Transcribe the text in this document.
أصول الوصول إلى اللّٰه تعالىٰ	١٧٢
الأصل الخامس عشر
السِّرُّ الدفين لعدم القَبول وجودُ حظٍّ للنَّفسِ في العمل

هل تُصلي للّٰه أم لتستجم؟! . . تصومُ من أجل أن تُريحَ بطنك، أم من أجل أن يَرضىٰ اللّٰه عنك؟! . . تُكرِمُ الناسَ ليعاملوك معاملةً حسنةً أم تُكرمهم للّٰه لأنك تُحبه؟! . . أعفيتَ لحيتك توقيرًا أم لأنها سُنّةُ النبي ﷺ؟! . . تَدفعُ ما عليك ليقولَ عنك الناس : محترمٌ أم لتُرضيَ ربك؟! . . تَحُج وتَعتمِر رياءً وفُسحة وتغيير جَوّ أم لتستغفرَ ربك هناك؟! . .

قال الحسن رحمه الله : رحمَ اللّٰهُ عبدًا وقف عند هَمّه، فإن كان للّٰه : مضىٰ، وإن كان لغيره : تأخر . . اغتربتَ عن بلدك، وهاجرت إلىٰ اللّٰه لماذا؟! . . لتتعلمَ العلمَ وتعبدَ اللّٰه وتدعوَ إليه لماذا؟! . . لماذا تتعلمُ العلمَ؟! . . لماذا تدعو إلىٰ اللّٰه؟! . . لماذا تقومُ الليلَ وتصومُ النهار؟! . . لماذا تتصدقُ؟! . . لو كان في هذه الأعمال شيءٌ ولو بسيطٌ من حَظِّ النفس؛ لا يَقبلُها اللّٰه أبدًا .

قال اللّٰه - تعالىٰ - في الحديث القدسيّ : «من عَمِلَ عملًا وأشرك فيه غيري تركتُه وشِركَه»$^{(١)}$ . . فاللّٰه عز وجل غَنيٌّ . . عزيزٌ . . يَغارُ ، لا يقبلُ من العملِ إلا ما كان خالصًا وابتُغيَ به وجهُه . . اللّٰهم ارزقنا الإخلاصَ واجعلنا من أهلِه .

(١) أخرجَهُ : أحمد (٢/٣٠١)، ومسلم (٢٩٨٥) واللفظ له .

###

* _Short problem_
Return the whole listing exactly, with every line included.

* _Correct response_
Transcribe the text in this document.
أصول الوصول إلى اللّٰه تعالىٰ	١٧٢
الأصل الخامس عشر
السِّرُّ الدفين لعدم القَبول وجودُ حظٍّ للنَّفسِ في العمل

هل تُصلي للّٰه أم لتستجم؟! . . تصومُ من أجل أن تُريحَ بطنك، أم من أجل أن يَرضىٰ اللّٰه عنك؟! . . تُكرِمُ الناسَ ليعاملوك معاملةً حسنةً أم تُكرمهم للّٰه لأنك تُحبه؟! . . أعفيتَ لحيتك توقيرًا أم لأنها سُنّةُ النبي ﷺ؟! . . تَدفعُ ما عليك ليقولَ عنك الناس : محترمٌ أم لتُرضيَ ربك؟! . . تَحُج وتَعتمِر رياءً وفُسحة وتغيير جَوّ أم لتستغفرَ ربك هناك؟! . .

قال الحسن رحمه الله : رحمَ اللّٰهُ عبدًا وقف عند هَمّه، فإن كان للّٰه : مضىٰ، وإن كان لغيره : تأخر . . اغتربتَ عن بلدك، وهاجرت إلىٰ اللّٰه لماذا؟! . . لتتعلمَ العلمَ وتعبدَ اللّٰه وتدعوَ إليه لماذا؟! . . لماذا تتعلمُ العلمَ؟! . . لماذا تدعو إلىٰ اللّٰه؟! . . لماذا تقومُ الليلَ وتصومُ النهار؟! . . لماذا تتصدقُ؟! . . لو كان في هذه الأعمال شيءٌ ولو بسيطٌ من حَظِّ النفس؛ لا يَقبلُها اللّٰه أبدًا .

قال اللّٰه - تعالىٰ - في الحديث القدسيّ : «من عَمِلَ عملًا وأشرك فيه غيري تركتُه وشِركَه»$^{(١)}$ . . فاللّٰه عز وجل غَنيٌّ . . عزيزٌ . . يَغارُ ، لا يقبلُ من العملِ إلا ما كان خالصًا وابتُغيَ به وجهُه . . اللّٰهم ارزقنا الإخلاصَ واجعلنا من أهلِه .

(١) أخرجَهُ : أحمد (٢/٣٠١)، ومسلم (٢٩٨٥) واللفظ له .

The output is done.